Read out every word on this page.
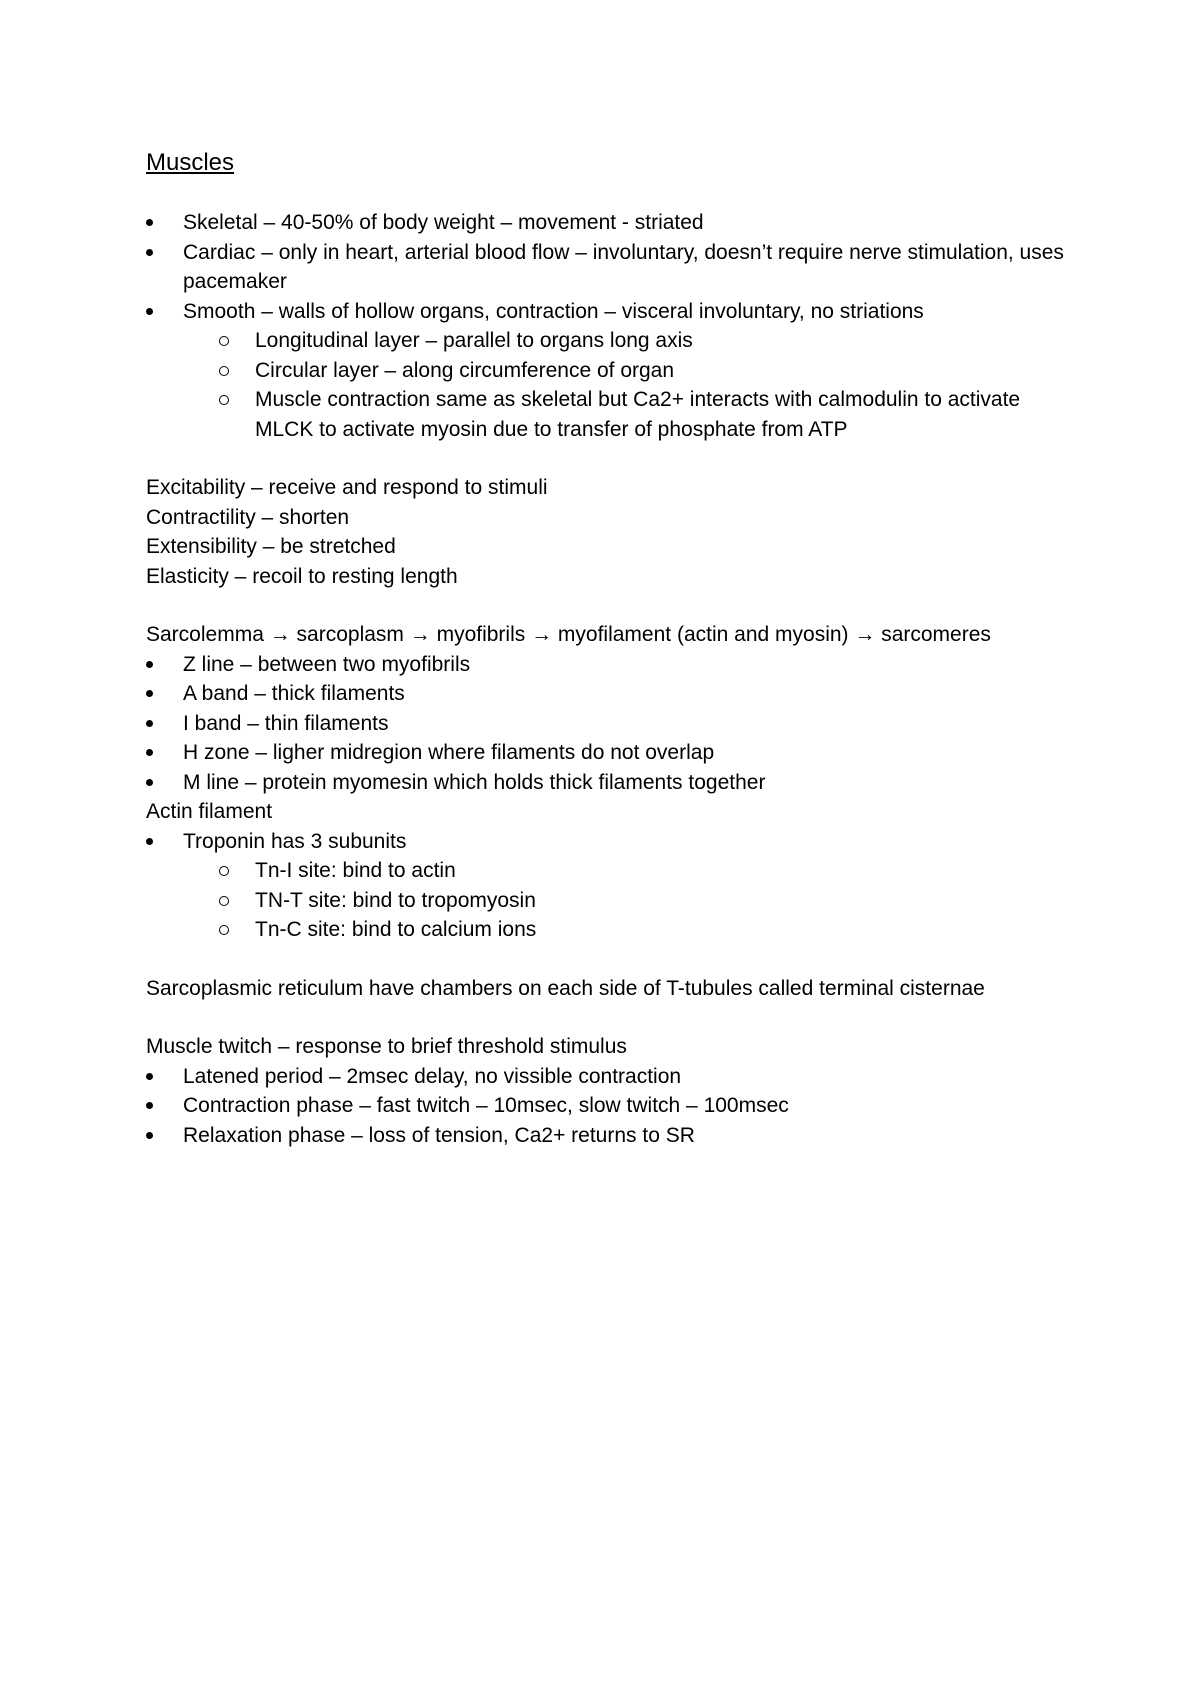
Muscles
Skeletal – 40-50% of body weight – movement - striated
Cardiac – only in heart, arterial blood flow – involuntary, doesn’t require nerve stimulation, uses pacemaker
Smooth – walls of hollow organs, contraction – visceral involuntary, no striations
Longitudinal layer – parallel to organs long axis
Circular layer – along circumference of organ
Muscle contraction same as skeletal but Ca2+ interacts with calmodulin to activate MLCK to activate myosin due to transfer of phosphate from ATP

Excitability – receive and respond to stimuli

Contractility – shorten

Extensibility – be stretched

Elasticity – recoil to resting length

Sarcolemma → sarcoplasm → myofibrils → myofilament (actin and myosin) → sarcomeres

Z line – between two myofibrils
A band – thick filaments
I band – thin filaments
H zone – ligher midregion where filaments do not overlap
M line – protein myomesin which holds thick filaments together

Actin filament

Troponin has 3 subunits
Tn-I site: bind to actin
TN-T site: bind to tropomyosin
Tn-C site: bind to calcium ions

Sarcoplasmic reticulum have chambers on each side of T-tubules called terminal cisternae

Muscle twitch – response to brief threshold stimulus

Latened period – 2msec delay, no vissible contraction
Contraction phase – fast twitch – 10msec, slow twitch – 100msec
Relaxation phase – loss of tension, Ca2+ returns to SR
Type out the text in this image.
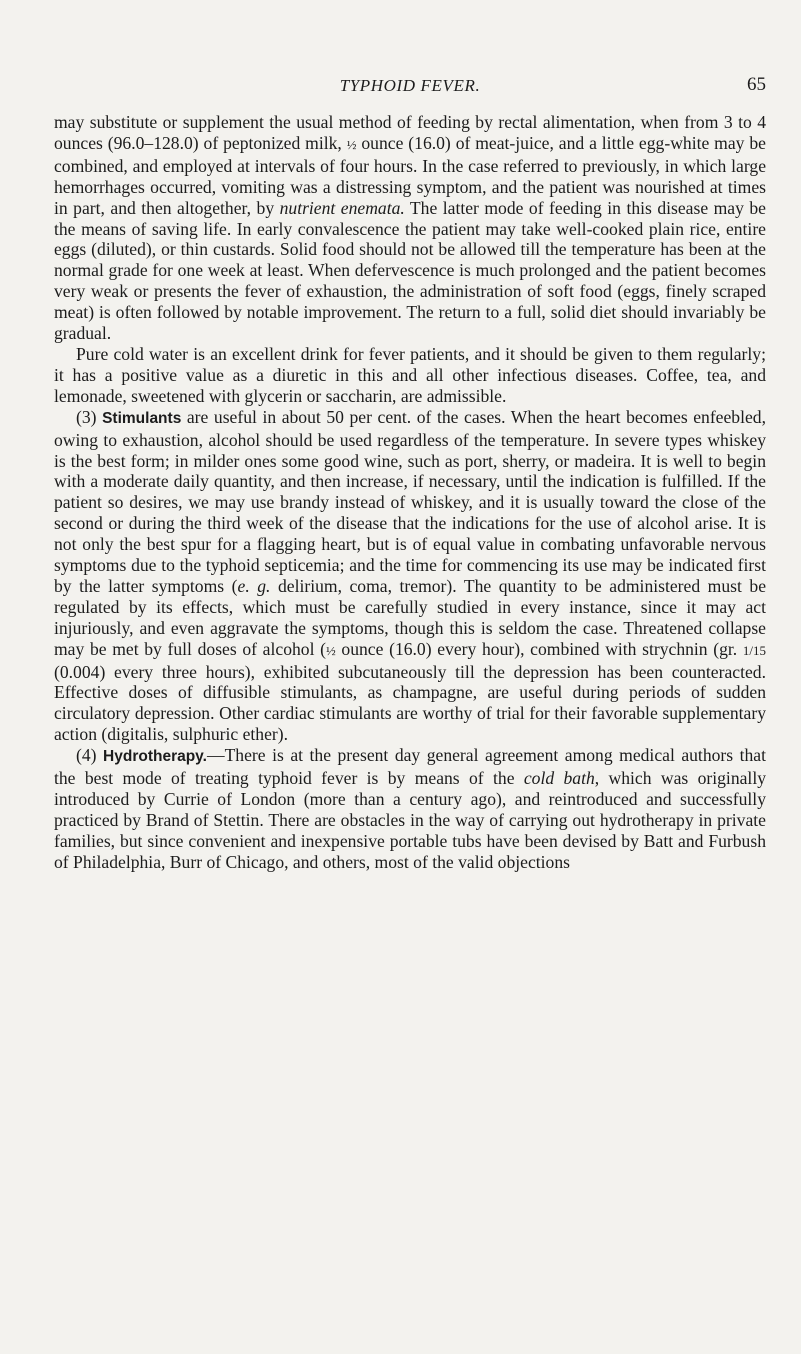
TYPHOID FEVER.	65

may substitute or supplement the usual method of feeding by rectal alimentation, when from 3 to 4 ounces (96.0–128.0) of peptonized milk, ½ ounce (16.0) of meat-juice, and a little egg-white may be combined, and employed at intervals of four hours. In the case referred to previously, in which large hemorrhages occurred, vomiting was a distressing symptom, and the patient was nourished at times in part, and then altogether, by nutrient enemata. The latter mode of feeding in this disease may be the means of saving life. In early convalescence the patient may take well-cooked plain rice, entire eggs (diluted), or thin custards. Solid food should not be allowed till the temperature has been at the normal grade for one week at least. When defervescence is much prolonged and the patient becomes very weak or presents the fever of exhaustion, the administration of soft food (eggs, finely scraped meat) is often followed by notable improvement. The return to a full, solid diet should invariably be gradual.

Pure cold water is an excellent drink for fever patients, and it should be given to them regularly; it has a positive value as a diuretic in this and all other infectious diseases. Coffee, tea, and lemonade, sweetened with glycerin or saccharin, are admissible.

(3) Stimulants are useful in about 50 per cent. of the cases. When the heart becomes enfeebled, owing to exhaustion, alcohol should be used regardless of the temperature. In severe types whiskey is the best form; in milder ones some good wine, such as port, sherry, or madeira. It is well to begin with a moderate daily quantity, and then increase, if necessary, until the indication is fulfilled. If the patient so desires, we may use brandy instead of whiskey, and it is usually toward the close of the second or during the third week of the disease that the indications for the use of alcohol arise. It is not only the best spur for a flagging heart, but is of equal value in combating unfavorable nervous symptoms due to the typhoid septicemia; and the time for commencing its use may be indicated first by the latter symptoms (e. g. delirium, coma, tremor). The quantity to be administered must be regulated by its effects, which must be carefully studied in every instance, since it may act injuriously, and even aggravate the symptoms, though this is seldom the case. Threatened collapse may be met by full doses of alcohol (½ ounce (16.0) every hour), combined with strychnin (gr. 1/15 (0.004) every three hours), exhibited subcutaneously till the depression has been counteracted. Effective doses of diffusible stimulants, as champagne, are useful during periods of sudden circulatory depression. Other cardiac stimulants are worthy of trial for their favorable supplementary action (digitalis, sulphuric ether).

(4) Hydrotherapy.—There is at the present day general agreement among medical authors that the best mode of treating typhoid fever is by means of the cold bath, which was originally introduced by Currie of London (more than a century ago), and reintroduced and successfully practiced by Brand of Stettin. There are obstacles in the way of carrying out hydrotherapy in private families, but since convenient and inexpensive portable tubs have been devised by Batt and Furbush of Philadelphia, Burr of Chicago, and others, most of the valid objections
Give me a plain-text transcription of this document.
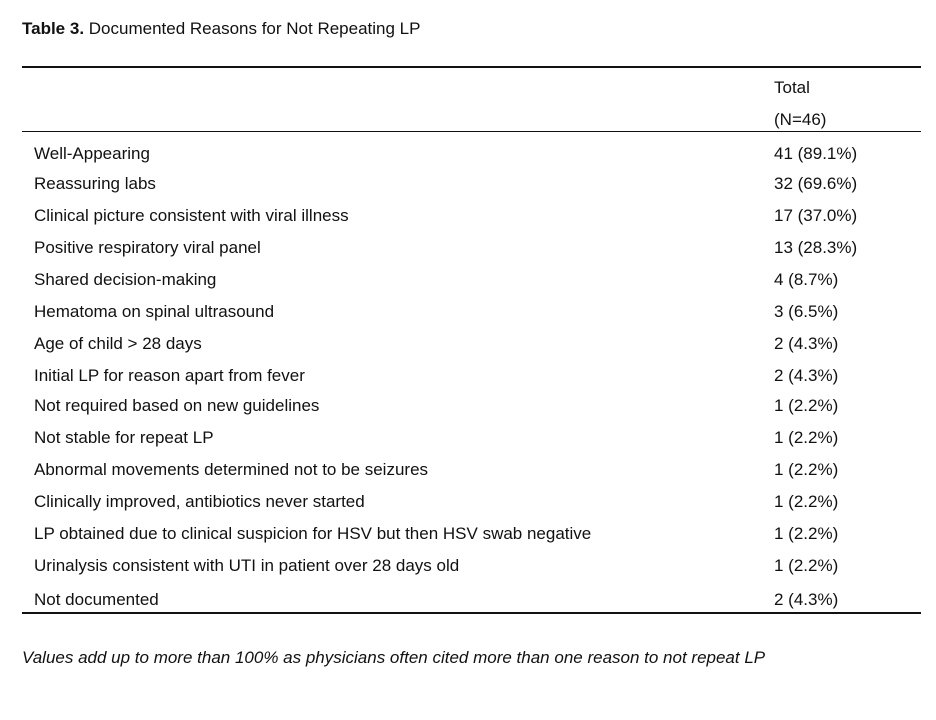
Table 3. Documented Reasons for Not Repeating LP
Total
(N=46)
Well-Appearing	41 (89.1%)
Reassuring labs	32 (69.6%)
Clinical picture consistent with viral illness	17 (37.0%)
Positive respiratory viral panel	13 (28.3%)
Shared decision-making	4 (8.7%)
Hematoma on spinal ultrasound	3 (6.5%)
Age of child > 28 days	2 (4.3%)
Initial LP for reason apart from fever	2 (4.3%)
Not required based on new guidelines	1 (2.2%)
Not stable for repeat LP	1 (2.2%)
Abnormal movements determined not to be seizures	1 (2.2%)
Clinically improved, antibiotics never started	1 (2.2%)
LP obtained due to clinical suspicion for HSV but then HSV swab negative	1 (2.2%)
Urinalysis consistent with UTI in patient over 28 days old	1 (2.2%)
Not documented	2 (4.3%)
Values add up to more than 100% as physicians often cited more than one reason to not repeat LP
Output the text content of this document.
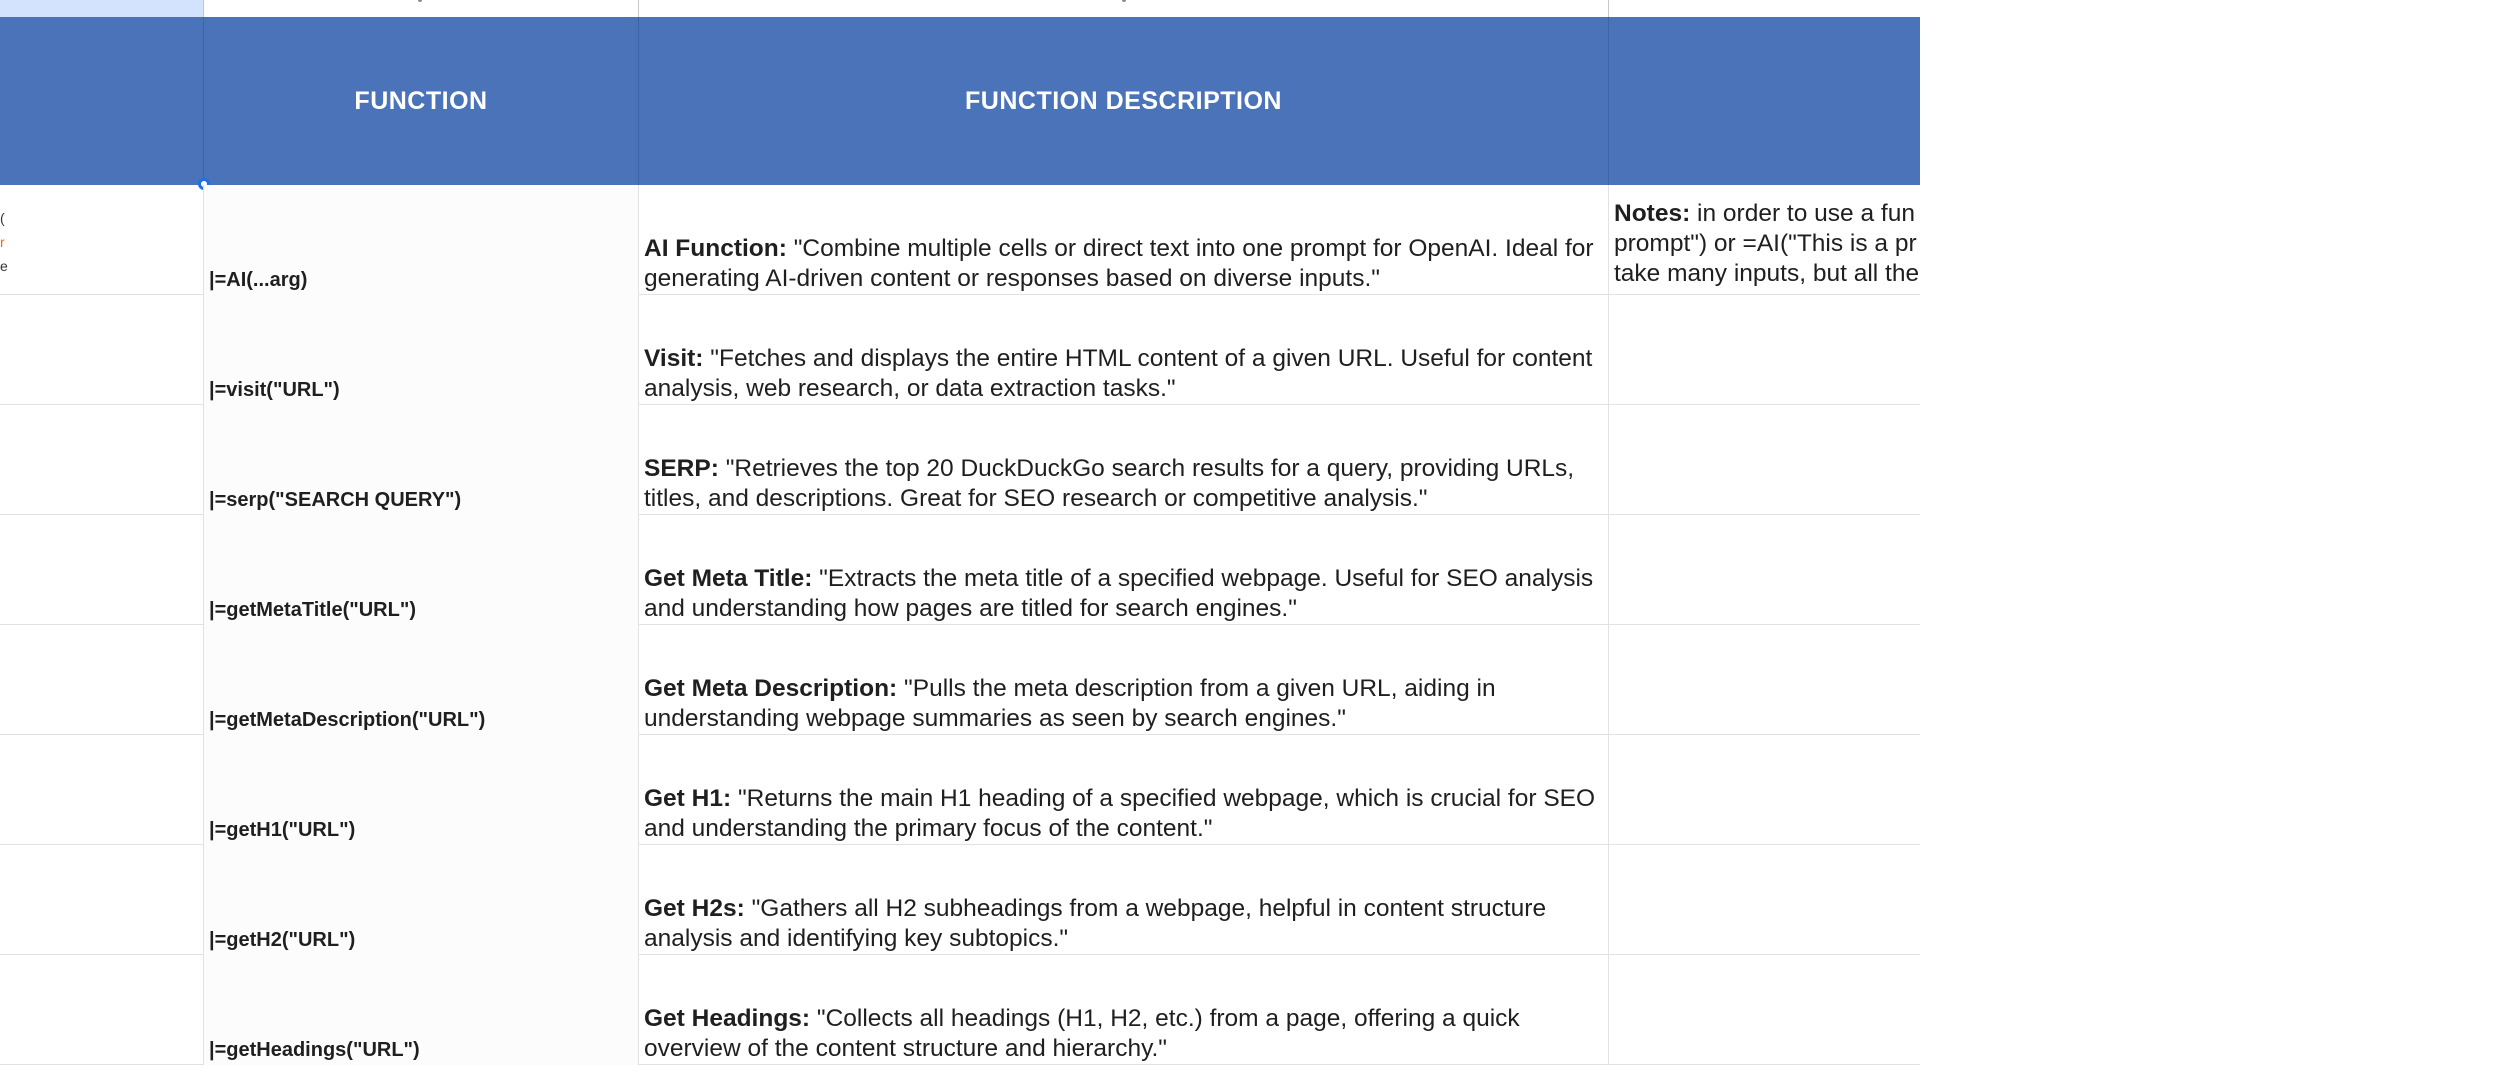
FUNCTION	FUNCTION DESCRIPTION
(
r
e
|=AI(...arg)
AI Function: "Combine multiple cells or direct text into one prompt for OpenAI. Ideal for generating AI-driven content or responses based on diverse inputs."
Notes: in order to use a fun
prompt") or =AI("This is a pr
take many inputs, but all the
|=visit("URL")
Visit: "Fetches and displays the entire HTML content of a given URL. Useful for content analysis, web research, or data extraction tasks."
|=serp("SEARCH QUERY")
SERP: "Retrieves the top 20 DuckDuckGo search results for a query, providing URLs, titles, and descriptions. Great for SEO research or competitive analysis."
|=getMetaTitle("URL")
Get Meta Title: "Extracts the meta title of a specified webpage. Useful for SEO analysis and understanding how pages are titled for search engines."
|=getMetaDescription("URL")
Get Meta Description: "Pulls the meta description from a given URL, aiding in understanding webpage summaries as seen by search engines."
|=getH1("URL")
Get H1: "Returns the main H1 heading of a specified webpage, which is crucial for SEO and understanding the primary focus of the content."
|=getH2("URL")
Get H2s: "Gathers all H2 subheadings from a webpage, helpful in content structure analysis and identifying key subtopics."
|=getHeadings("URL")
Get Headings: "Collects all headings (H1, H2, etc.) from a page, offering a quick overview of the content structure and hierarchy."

What the task asks: Where a line contains "Output the text content of this document.", begin there and set down exactly each line through the end of the data above, omitting any pictures.

Response to this task:
Output the text content of this document.
FUNCTION	FUNCTION DESCRIPTION
(
r
e
|=AI(...arg)
AI Function: "Combine multiple cells or direct text into one prompt for OpenAI. Ideal for generating AI-driven content or responses based on diverse inputs."
Notes: in order to use a fun
prompt") or =AI("This is a pr
take many inputs, but all the
|=visit("URL")
Visit: "Fetches and displays the entire HTML content of a given URL. Useful for content analysis, web research, or data extraction tasks."
|=serp("SEARCH QUERY")
SERP: "Retrieves the top 20 DuckDuckGo search results for a query, providing URLs, titles, and descriptions. Great for SEO research or competitive analysis."
|=getMetaTitle("URL")
Get Meta Title: "Extracts the meta title of a specified webpage. Useful for SEO analysis and understanding how pages are titled for search engines."
|=getMetaDescription("URL")
Get Meta Description: "Pulls the meta description from a given URL, aiding in understanding webpage summaries as seen by search engines."
|=getH1("URL")
Get H1: "Returns the main H1 heading of a specified webpage, which is crucial for SEO and understanding the primary focus of the content."
|=getH2("URL")
Get H2s: "Gathers all H2 subheadings from a webpage, helpful in content structure analysis and identifying key subtopics."
|=getHeadings("URL")
Get Headings: "Collects all headings (H1, H2, etc.) from a page, offering a quick overview of the content structure and hierarchy."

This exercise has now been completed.